_Task description:_ Would you please copy every line below that includes the string "rein"?

Items from a data source
● ● ● ● ●
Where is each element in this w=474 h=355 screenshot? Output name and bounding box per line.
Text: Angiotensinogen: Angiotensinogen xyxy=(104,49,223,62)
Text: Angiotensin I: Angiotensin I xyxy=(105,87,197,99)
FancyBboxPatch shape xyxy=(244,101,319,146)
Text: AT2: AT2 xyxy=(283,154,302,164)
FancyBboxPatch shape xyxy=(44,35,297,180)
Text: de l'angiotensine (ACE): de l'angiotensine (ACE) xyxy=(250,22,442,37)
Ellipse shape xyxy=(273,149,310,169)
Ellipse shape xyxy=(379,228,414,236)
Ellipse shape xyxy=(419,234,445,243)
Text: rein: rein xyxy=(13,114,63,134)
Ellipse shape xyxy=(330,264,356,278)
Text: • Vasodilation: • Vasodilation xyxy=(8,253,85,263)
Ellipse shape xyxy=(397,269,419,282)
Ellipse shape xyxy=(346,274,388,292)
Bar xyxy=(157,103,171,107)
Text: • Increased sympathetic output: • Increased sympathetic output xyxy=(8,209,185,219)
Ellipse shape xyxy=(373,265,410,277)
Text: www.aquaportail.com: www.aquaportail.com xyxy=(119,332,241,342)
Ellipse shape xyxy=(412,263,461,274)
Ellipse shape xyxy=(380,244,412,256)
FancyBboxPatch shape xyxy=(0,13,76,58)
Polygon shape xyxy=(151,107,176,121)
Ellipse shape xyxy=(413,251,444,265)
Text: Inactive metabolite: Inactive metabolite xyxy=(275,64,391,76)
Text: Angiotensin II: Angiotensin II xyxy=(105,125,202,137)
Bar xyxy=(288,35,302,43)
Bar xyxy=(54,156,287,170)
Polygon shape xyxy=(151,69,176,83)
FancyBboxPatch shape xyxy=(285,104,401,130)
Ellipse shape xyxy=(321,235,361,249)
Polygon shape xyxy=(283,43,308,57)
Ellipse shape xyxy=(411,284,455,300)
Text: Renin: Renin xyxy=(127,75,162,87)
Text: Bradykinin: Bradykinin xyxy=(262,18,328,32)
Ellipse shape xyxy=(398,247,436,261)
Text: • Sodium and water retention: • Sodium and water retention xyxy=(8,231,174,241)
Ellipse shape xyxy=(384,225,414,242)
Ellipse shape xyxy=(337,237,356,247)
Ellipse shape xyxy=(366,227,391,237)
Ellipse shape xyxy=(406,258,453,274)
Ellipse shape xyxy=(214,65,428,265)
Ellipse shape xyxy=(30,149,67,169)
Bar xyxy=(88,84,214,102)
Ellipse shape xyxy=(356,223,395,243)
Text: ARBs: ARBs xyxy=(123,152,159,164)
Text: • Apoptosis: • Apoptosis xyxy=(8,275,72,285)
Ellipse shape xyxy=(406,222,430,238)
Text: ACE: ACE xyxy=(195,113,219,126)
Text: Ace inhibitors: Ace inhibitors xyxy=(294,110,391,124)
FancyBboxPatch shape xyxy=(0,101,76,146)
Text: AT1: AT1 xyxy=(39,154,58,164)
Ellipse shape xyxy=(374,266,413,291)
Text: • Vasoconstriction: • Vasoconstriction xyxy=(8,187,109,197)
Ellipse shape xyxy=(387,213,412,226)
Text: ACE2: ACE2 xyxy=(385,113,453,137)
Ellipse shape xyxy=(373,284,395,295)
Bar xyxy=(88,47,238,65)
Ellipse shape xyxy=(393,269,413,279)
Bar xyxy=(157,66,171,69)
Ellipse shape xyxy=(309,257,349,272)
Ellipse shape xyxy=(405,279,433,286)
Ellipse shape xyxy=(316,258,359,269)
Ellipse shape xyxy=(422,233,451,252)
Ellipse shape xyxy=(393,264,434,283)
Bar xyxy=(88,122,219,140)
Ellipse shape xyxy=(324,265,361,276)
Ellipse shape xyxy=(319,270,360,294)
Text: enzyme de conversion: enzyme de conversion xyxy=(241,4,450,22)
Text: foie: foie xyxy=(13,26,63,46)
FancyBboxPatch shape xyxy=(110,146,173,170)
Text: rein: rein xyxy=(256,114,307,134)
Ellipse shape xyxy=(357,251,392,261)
● ● ● ● ●
_Output of the exercise:_
Text: rein: rein xyxy=(13,114,63,134)
Text: rein: rein xyxy=(256,114,307,134)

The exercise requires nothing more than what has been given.